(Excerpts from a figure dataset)
☆ ☆ ☆

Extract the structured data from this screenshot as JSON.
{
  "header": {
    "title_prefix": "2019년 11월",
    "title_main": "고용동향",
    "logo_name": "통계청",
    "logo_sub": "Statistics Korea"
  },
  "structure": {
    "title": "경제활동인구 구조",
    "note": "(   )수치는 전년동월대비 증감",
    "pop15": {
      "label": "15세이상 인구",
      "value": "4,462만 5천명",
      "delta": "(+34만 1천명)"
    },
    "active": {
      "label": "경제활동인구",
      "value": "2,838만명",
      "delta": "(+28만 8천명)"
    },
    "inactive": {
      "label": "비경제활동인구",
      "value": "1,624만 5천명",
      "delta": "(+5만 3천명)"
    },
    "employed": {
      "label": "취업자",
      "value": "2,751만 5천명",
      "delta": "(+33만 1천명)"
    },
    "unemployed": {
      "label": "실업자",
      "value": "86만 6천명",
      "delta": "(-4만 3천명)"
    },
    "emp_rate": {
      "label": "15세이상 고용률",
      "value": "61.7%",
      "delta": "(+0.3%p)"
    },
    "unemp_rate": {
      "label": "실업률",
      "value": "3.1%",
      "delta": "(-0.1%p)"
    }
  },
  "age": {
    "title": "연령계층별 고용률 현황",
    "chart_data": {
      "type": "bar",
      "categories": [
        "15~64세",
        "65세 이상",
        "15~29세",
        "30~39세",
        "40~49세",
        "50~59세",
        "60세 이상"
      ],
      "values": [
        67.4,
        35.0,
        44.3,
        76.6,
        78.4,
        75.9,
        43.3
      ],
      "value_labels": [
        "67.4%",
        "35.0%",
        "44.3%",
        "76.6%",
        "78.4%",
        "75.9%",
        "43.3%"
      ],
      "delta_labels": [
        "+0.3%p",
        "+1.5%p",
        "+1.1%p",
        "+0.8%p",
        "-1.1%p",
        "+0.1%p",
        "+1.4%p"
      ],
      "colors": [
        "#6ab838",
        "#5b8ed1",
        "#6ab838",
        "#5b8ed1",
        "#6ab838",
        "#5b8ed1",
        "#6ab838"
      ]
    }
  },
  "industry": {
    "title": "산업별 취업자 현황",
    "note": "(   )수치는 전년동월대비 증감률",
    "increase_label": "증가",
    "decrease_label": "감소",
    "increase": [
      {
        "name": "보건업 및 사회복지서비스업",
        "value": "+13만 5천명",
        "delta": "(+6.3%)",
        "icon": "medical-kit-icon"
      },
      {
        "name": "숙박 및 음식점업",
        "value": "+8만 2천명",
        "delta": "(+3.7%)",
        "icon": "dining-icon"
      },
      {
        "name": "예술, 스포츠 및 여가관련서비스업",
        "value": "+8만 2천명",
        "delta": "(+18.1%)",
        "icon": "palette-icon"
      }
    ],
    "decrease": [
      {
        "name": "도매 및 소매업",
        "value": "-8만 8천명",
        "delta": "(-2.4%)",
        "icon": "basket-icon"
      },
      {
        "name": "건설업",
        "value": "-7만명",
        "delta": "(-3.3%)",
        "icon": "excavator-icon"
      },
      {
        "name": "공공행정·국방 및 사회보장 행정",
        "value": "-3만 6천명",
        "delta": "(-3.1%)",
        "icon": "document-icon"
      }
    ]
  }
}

☆ ☆ ☆

◆ **Requirement**
Locate the word "전년동월대비" in the data above. Copy every line carrying it.

◆ **The output**
    "note": "(   )수치는 전년동월대비 증감",
    "note": "(   )수치는 전년동월대비 증감률",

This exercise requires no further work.